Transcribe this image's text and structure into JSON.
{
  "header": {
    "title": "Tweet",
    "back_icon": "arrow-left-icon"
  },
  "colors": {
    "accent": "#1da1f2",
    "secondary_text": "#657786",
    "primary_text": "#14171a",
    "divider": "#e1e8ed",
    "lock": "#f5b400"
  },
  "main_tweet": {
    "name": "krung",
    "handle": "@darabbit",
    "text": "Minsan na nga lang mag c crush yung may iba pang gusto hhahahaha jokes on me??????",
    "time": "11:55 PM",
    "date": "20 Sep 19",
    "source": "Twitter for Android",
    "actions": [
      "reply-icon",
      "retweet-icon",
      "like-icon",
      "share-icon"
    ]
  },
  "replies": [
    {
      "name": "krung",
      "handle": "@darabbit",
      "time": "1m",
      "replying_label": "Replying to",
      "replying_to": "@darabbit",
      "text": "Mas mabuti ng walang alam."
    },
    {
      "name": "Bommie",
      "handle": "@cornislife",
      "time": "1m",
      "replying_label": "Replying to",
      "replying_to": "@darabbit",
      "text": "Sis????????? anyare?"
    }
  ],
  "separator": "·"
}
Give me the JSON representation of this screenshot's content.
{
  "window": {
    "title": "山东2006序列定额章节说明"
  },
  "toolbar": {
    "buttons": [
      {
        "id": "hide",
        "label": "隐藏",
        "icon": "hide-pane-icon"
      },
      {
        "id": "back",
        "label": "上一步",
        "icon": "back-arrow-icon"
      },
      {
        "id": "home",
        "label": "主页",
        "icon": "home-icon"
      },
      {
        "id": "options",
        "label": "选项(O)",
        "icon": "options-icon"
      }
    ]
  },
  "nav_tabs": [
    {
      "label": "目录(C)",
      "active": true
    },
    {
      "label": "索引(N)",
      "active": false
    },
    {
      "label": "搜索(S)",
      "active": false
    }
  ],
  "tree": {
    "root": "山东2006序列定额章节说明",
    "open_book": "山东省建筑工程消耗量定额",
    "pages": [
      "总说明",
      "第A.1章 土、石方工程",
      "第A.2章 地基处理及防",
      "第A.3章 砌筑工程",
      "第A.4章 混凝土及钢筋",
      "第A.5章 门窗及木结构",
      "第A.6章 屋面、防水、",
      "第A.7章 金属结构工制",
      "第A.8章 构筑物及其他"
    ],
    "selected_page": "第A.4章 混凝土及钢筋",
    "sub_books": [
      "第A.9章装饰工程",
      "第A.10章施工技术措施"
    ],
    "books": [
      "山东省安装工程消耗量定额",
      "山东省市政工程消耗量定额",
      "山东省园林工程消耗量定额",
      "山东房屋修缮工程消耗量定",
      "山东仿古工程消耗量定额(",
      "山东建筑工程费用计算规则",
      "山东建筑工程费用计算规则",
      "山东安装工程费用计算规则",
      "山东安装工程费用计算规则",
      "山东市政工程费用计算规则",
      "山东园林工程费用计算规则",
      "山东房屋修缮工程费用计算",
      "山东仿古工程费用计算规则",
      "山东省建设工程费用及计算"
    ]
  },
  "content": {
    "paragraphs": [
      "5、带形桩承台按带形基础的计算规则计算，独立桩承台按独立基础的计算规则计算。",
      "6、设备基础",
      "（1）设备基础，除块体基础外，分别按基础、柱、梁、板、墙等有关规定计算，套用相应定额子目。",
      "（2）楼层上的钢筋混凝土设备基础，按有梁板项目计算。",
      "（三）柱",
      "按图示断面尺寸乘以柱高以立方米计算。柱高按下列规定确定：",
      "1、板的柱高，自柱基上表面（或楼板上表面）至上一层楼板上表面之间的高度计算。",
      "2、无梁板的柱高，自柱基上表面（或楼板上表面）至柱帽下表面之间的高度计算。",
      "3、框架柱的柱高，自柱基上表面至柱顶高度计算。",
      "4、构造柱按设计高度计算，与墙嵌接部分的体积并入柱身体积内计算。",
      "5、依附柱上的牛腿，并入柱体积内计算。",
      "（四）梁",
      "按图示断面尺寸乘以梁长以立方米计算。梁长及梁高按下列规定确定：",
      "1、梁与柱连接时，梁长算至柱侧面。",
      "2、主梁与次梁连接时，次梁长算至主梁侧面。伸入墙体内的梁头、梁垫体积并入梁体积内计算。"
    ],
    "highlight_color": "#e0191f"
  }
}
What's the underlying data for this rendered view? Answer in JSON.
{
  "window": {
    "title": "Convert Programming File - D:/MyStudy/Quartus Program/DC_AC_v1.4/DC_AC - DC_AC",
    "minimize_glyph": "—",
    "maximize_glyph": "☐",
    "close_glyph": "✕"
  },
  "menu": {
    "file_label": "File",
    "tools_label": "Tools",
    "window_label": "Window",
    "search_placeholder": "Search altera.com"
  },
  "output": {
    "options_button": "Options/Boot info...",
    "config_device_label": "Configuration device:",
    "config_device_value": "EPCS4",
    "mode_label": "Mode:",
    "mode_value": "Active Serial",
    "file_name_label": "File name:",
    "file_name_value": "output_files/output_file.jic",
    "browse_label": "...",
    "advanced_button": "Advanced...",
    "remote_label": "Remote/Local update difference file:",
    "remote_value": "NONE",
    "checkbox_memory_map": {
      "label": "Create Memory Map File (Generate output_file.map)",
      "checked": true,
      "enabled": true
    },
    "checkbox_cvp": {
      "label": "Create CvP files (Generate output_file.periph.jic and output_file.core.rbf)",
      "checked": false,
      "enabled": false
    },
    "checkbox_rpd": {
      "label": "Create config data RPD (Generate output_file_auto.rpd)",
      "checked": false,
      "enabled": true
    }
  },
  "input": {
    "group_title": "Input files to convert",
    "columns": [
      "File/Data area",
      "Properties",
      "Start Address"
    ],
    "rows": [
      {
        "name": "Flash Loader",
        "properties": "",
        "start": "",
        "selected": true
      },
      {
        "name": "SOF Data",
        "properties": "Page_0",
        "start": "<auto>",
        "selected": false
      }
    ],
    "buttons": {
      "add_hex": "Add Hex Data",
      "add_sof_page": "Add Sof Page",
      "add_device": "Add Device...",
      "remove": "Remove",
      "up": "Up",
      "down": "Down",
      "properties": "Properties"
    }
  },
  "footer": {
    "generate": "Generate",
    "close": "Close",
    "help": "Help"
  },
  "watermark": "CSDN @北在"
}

------------------------------------------------------------------------

Return every entry exactly as given.

Transcribe this image's text and structure into JSON.
{
  "header": {
    "title": "Tweet",
    "back_icon": "arrow-left-icon"
  },
  "colors": {
    "accent": "#1da1f2",
    "secondary_text": "#657786",
    "primary_text": "#14171a",
    "divider": "#e1e8ed",
    "lock": "#f5b400"
  },
  "main_tweet": {
    "name": "krung",
    "handle": "@darabbit",
    "text": "Minsan na nga lang mag c crush yung may iba pang gusto hhahahaha jokes on me??????",
    "time": "11:55 PM",
    "date": "20 Sep 19",
    "source": "Twitter for Android",
    "actions": [
      "reply-icon",
      "retweet-icon",
      "like-icon",
      "share-icon"
    ]
  },
  "replies": [
    {
      "name": "krung",
      "handle": "@darabbit",
      "time": "1m",
      "replying_label": "Replying to",
      "replying_to": "@darabbit",
      "text": "Mas mabuti ng walang alam."
    },
    {
      "name": "Bommie",
      "handle": "@cornislife",
      "time": "1m",
      "replying_label": "Replying to",
      "replying_to": "@darabbit",
      "text": "Sis????????? anyare?"
    }
  ],
  "separator": "·"
}
Give me the JSON representation of this screenshot's content.
{
  "window": {
    "title": "山东2006序列定额章节说明"
  },
  "toolbar": {
    "buttons": [
      {
        "id": "hide",
        "label": "隐藏",
        "icon": "hide-pane-icon"
      },
      {
        "id": "back",
        "label": "上一步",
        "icon": "back-arrow-icon"
      },
      {
        "id": "home",
        "label": "主页",
        "icon": "home-icon"
      },
      {
        "id": "options",
        "label": "选项(O)",
        "icon": "options-icon"
      }
    ]
  },
  "nav_tabs": [
    {
      "label": "目录(C)",
      "active": true
    },
    {
      "label": "索引(N)",
      "active": false
    },
    {
      "label": "搜索(S)",
      "active": false
    }
  ],
  "tree": {
    "root": "山东2006序列定额章节说明",
    "open_book": "山东省建筑工程消耗量定额",
    "pages": [
      "总说明",
      "第A.1章 土、石方工程",
      "第A.2章 地基处理及防",
      "第A.3章 砌筑工程",
      "第A.4章 混凝土及钢筋",
      "第A.5章 门窗及木结构",
      "第A.6章 屋面、防水、",
      "第A.7章 金属结构工制",
      "第A.8章 构筑物及其他"
    ],
    "selected_page": "第A.4章 混凝土及钢筋",
    "sub_books": [
      "第A.9章装饰工程",
      "第A.10章施工技术措施"
    ],
    "books": [
      "山东省安装工程消耗量定额",
      "山东省市政工程消耗量定额",
      "山东省园林工程消耗量定额",
      "山东房屋修缮工程消耗量定",
      "山东仿古工程消耗量定额(",
      "山东建筑工程费用计算规则",
      "山东建筑工程费用计算规则",
      "山东安装工程费用计算规则",
      "山东安装工程费用计算规则",
      "山东市政工程费用计算规则",
      "山东园林工程费用计算规则",
      "山东房屋修缮工程费用计算",
      "山东仿古工程费用计算规则",
      "山东省建设工程费用及计算"
    ]
  },
  "content": {
    "paragraphs": [
      "5、带形桩承台按带形基础的计算规则计算，独立桩承台按独立基础的计算规则计算。",
      "6、设备基础",
      "（1）设备基础，除块体基础外，分别按基础、柱、梁、板、墙等有关规定计算，套用相应定额子目。",
      "（2）楼层上的钢筋混凝土设备基础，按有梁板项目计算。",
      "（三）柱",
      "按图示断面尺寸乘以柱高以立方米计算。柱高按下列规定确定：",
      "1、板的柱高，自柱基上表面（或楼板上表面）至上一层楼板上表面之间的高度计算。",
      "2、无梁板的柱高，自柱基上表面（或楼板上表面）至柱帽下表面之间的高度计算。",
      "3、框架柱的柱高，自柱基上表面至柱顶高度计算。",
      "4、构造柱按设计高度计算，与墙嵌接部分的体积并入柱身体积内计算。",
      "5、依附柱上的牛腿，并入柱体积内计算。",
      "（四）梁",
      "按图示断面尺寸乘以梁长以立方米计算。梁长及梁高按下列规定确定：",
      "1、梁与柱连接时，梁长算至柱侧面。",
      "2、主梁与次梁连接时，次梁长算至主梁侧面。伸入墙体内的梁头、梁垫体积并入梁体积内计算。"
    ],
    "highlight_color": "#e0191f"
  }
}
What's the underlying data for this rendered view? Answer in JSON.
{
  "window": {
    "title": "Convert Programming File - D:/MyStudy/Quartus Program/DC_AC_v1.4/DC_AC - DC_AC",
    "minimize_glyph": "—",
    "maximize_glyph": "☐",
    "close_glyph": "✕"
  },
  "menu": {
    "file_label": "File",
    "tools_label": "Tools",
    "window_label": "Window",
    "search_placeholder": "Search altera.com"
  },
  "output": {
    "options_button": "Options/Boot info...",
    "config_device_label": "Configuration device:",
    "config_device_value": "EPCS4",
    "mode_label": "Mode:",
    "mode_value": "Active Serial",
    "file_name_label": "File name:",
    "file_name_value": "output_files/output_file.jic",
    "browse_label": "...",
    "advanced_button": "Advanced...",
    "remote_label": "Remote/Local update difference file:",
    "remote_value": "NONE",
    "checkbox_memory_map": {
      "label": "Create Memory Map File (Generate output_file.map)",
      "checked": true,
      "enabled": true
    },
    "checkbox_cvp": {
      "label": "Create CvP files (Generate output_file.periph.jic and output_file.core.rbf)",
      "checked": false,
      "enabled": false
    },
    "checkbox_rpd": {
      "label": "Create config data RPD (Generate output_file_auto.rpd)",
      "checked": false,
      "enabled": true
    }
  },
  "input": {
    "group_title": "Input files to convert",
    "columns": [
      "File/Data area",
      "Properties",
      "Start Address"
    ],
    "rows": [
      {
        "name": "Flash Loader",
        "properties": "",
        "start": "",
        "selected": true
      },
      {
        "name": "SOF Data",
        "properties": "Page_0",
        "start": "<auto>",
        "selected": false
      }
    ],
    "buttons": {
      "add_hex": "Add Hex Data",
      "add_sof_page": "Add Sof Page",
      "add_device": "Add Device...",
      "remove": "Remove",
      "up": "Up",
      "down": "Down",
      "properties": "Properties"
    }
  },
  "footer": {
    "generate": "Generate",
    "close": "Close",
    "help": "Help"
  },
  "watermark": "CSDN @北在"
}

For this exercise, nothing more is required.